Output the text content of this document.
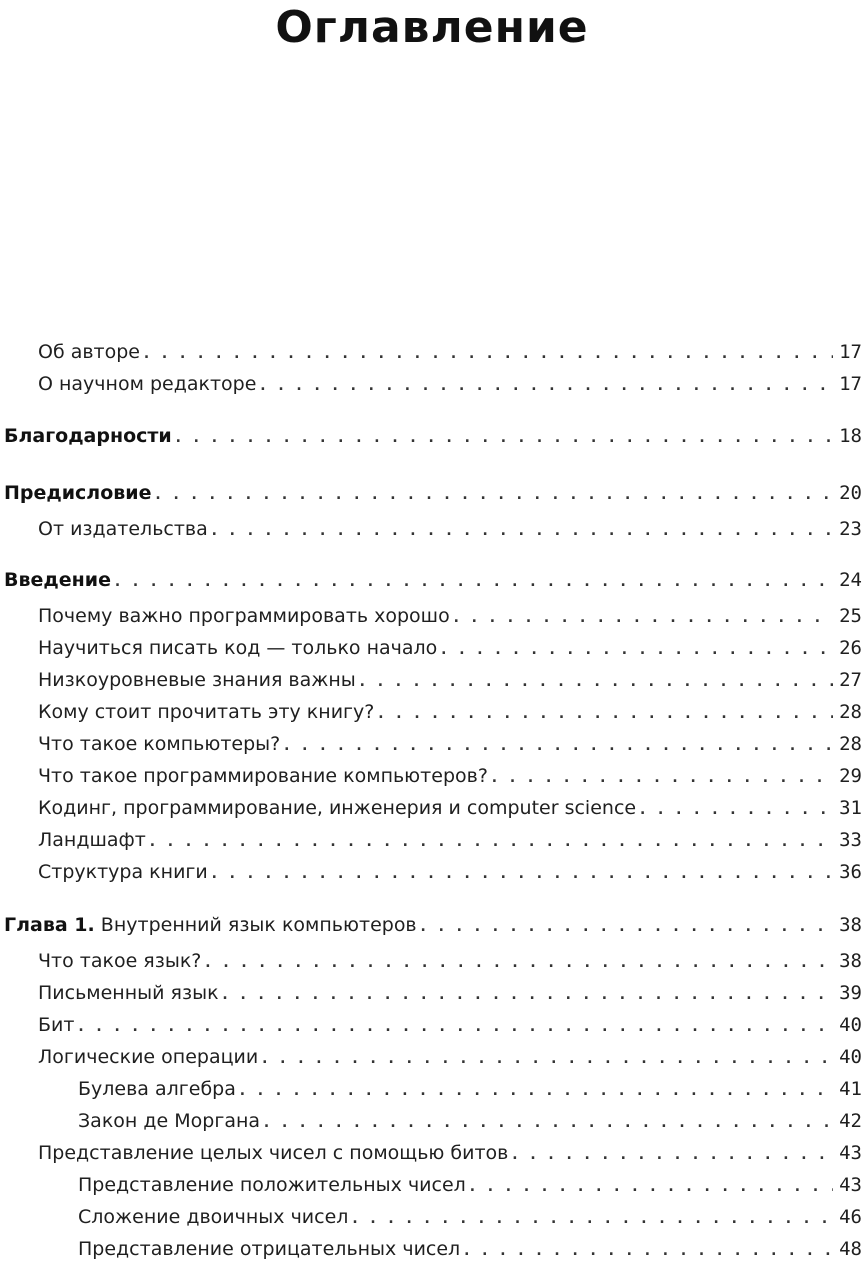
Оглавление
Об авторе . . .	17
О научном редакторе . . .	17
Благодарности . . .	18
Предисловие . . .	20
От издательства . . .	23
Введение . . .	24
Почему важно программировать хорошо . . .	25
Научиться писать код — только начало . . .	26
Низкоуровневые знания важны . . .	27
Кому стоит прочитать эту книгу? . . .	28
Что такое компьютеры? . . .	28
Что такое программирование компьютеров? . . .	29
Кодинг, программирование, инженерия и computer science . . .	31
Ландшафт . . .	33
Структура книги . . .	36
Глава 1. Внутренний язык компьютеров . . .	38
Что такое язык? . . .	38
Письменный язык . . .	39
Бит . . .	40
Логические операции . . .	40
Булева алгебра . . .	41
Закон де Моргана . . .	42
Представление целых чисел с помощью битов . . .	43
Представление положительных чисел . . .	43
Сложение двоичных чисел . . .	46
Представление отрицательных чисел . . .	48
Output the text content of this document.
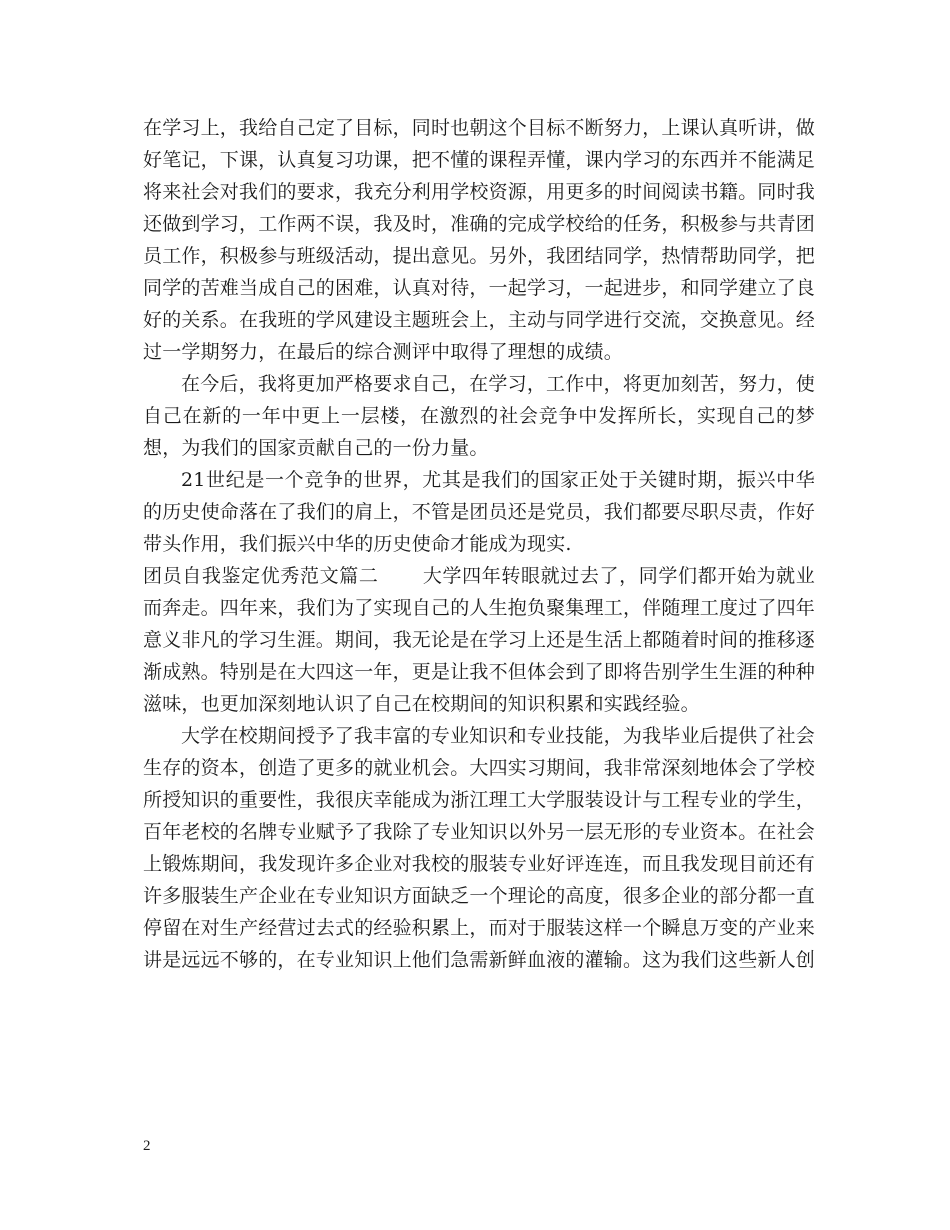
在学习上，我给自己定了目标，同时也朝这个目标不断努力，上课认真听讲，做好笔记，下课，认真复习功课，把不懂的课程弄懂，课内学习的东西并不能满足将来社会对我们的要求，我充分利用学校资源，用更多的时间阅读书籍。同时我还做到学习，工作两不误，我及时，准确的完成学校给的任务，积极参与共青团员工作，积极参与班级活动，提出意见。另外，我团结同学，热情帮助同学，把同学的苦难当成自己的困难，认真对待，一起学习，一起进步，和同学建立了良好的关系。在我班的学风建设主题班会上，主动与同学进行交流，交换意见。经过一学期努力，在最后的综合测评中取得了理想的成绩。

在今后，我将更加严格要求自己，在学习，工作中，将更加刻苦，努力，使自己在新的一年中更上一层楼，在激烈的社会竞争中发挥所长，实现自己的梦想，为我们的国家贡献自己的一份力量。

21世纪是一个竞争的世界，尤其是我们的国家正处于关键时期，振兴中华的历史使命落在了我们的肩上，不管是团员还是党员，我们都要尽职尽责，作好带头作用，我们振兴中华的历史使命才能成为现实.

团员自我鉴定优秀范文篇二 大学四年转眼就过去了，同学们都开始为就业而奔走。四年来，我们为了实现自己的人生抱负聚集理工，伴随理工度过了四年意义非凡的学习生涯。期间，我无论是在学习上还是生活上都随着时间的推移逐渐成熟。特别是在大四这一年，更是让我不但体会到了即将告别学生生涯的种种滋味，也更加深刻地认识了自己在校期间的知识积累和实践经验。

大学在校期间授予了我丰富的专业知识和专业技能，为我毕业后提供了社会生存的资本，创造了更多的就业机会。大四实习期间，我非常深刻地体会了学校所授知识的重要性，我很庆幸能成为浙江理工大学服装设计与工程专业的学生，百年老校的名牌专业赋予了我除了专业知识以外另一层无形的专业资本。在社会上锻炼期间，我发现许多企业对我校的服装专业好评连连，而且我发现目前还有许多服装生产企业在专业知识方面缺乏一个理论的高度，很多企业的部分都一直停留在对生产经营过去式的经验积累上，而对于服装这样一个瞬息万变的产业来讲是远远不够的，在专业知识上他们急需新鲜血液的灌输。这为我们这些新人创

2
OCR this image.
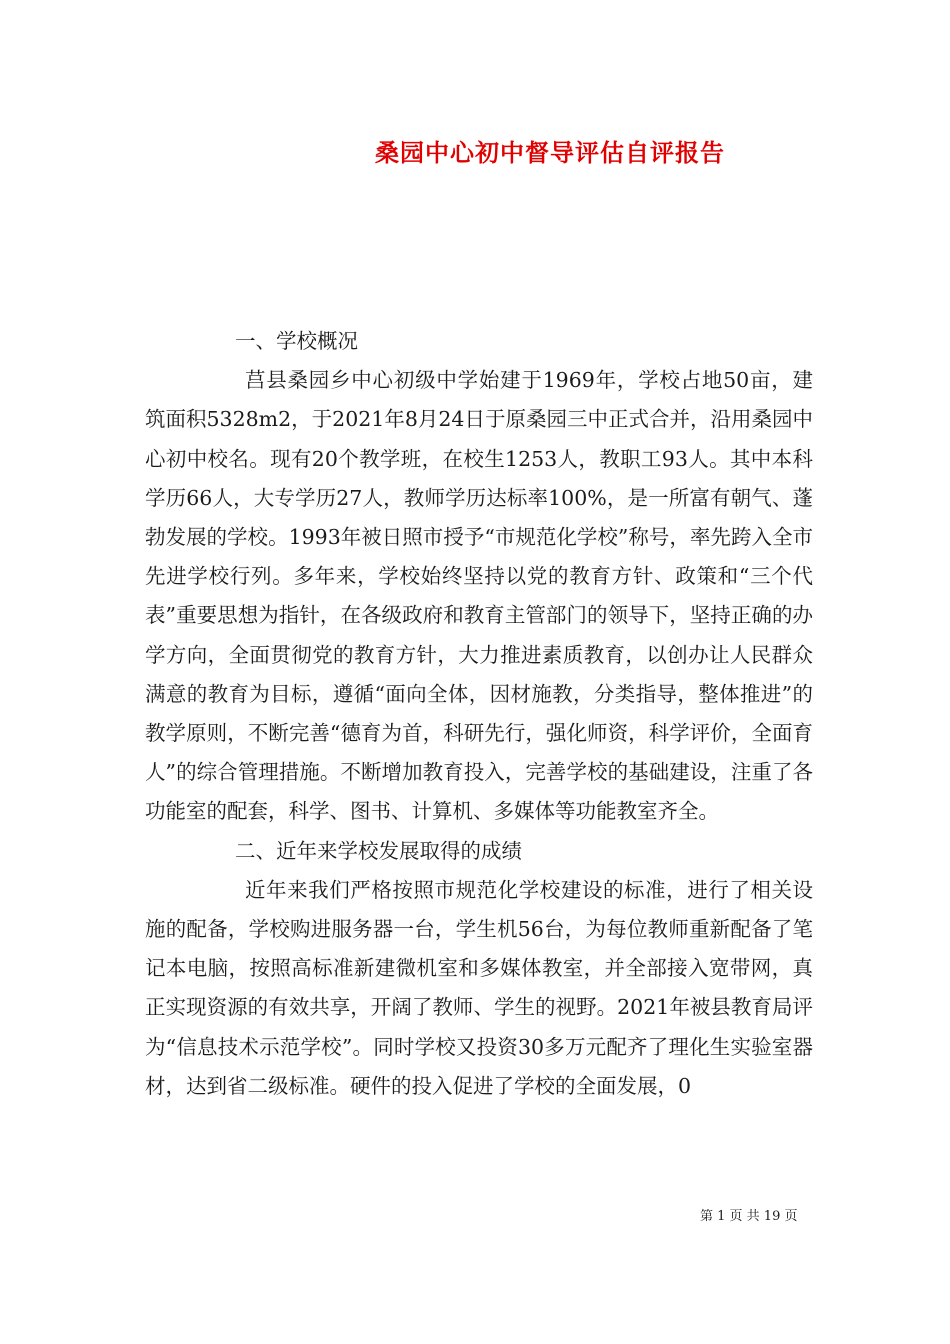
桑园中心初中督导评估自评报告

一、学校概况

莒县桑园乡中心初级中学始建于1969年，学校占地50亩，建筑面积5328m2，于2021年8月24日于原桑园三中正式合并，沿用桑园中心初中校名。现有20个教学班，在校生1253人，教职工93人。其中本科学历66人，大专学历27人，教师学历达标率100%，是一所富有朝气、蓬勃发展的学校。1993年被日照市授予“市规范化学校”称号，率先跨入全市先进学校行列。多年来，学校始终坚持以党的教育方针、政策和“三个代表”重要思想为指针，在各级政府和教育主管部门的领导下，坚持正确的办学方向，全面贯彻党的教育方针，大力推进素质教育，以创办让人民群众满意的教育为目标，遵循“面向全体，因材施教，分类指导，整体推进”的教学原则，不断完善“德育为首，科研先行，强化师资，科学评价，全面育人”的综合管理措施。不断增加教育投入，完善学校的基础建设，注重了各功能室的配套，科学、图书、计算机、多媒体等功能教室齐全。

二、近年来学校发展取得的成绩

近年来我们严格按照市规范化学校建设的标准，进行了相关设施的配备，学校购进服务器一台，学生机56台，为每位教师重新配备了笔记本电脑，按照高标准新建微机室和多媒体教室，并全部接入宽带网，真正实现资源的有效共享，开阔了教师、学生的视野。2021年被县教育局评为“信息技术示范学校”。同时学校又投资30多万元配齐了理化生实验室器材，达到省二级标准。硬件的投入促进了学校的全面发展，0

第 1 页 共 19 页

===============

Among the entries, how many lines contain the string "компьютеров"? Give the number without anything else.

2